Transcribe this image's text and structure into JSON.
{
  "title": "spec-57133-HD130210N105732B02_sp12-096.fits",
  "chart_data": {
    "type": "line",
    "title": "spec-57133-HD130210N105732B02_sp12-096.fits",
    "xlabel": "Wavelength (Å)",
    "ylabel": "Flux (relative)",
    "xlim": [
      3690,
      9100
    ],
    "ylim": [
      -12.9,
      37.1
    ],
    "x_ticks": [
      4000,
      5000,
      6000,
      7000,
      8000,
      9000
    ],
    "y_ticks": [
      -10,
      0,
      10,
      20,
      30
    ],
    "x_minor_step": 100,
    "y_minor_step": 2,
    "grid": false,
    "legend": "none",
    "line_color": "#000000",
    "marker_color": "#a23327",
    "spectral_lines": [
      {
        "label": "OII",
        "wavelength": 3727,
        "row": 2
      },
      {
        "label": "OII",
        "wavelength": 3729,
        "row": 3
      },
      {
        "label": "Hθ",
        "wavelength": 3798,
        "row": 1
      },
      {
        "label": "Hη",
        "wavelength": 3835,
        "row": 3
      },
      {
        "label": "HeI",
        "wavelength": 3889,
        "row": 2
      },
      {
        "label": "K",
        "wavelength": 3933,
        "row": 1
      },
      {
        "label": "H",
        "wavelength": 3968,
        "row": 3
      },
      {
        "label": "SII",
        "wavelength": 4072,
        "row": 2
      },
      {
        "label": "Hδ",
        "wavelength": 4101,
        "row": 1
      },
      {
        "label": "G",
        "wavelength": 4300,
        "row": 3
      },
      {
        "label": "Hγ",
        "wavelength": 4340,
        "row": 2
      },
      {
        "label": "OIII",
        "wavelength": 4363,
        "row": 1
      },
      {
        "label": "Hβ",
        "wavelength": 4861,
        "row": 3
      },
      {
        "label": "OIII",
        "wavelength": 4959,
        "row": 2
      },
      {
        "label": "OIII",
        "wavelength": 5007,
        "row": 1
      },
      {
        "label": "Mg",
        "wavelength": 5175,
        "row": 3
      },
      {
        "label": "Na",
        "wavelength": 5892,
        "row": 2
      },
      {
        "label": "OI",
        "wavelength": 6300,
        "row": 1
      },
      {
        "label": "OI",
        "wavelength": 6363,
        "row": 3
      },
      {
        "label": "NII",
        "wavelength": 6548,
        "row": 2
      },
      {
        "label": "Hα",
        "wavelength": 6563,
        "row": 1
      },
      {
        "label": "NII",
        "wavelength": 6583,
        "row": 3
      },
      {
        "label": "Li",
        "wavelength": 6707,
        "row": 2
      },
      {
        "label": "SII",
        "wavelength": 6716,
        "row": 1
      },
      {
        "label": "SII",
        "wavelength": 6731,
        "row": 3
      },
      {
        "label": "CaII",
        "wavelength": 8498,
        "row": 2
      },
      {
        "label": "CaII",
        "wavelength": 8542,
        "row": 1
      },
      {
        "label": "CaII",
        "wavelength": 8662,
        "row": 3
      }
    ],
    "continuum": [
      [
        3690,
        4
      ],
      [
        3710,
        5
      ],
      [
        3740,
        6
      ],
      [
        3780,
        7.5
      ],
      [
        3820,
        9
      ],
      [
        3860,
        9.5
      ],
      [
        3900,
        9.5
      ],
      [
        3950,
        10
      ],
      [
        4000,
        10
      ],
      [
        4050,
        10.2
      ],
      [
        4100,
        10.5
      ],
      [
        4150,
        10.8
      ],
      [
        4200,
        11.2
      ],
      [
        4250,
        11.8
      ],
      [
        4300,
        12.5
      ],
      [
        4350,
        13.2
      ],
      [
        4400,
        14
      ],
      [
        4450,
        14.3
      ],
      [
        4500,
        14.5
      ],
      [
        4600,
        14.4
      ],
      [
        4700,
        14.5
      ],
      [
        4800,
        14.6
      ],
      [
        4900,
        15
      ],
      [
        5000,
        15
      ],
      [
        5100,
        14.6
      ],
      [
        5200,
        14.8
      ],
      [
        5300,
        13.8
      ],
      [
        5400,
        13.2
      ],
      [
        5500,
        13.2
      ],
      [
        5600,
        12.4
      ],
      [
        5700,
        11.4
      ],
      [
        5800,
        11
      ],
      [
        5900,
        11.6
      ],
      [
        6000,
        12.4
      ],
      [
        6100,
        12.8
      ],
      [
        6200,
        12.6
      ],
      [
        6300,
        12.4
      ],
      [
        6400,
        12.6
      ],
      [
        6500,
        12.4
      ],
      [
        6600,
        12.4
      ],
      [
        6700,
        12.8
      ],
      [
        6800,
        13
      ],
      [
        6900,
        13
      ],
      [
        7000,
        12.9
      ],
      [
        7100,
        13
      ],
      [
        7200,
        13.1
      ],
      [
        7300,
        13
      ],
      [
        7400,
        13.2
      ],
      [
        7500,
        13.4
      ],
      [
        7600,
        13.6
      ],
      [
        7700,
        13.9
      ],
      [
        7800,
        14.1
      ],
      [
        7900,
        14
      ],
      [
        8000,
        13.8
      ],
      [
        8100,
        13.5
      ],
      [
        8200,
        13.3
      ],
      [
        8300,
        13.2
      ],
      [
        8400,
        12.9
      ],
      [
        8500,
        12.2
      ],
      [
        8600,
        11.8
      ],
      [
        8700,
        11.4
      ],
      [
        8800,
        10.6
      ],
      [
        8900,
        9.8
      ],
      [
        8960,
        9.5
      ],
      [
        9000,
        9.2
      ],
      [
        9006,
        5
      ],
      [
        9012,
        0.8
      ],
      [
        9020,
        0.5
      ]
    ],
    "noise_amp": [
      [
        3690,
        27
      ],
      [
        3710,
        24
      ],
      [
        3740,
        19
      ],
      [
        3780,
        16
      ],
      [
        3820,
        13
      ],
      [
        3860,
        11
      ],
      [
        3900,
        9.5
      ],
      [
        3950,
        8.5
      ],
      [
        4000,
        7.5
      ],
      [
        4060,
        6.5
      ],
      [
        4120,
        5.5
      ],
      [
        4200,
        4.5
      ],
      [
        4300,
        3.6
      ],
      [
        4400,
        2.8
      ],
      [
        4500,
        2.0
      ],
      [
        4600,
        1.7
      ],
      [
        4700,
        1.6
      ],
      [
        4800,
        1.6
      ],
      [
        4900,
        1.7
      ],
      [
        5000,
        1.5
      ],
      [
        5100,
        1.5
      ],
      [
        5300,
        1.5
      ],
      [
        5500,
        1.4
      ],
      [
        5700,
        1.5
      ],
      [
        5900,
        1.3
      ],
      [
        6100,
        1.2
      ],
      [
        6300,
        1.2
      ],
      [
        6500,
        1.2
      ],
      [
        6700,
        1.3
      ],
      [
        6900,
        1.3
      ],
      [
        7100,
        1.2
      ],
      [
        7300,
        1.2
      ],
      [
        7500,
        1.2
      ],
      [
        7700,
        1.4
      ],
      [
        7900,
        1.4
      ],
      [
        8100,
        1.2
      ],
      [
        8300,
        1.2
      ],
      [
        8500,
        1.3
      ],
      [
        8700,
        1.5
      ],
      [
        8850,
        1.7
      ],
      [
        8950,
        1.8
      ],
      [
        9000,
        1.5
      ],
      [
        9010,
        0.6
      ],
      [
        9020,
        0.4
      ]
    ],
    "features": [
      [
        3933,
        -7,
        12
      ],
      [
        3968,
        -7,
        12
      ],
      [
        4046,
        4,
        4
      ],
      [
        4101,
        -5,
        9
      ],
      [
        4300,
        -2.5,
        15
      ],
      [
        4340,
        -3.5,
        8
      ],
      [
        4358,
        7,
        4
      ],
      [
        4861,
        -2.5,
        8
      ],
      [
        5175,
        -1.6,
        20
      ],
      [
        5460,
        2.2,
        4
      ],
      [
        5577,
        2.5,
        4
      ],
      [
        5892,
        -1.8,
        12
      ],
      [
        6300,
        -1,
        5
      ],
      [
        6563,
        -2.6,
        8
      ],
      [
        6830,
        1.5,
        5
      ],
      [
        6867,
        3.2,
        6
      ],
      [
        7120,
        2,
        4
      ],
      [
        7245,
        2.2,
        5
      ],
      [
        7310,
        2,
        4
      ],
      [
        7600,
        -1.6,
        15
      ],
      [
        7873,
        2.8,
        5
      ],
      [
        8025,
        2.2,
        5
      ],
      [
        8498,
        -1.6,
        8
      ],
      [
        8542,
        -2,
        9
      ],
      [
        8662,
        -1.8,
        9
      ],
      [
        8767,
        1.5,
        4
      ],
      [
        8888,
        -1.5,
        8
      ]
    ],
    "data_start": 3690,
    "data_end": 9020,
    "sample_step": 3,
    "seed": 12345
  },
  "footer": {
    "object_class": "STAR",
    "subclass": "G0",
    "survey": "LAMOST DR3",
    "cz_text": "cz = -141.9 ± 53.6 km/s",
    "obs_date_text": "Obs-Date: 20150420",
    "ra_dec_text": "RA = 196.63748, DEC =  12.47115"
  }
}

━━━━━━

*Task requirements:* Every line in the data above that contains "fits" needs to be copied.

*Problem solution:*
  "title": "spec-57133-HD130210N105732B02_sp12-096.fits",
    "title": "spec-57133-HD130210N105732B02_sp12-096.fits",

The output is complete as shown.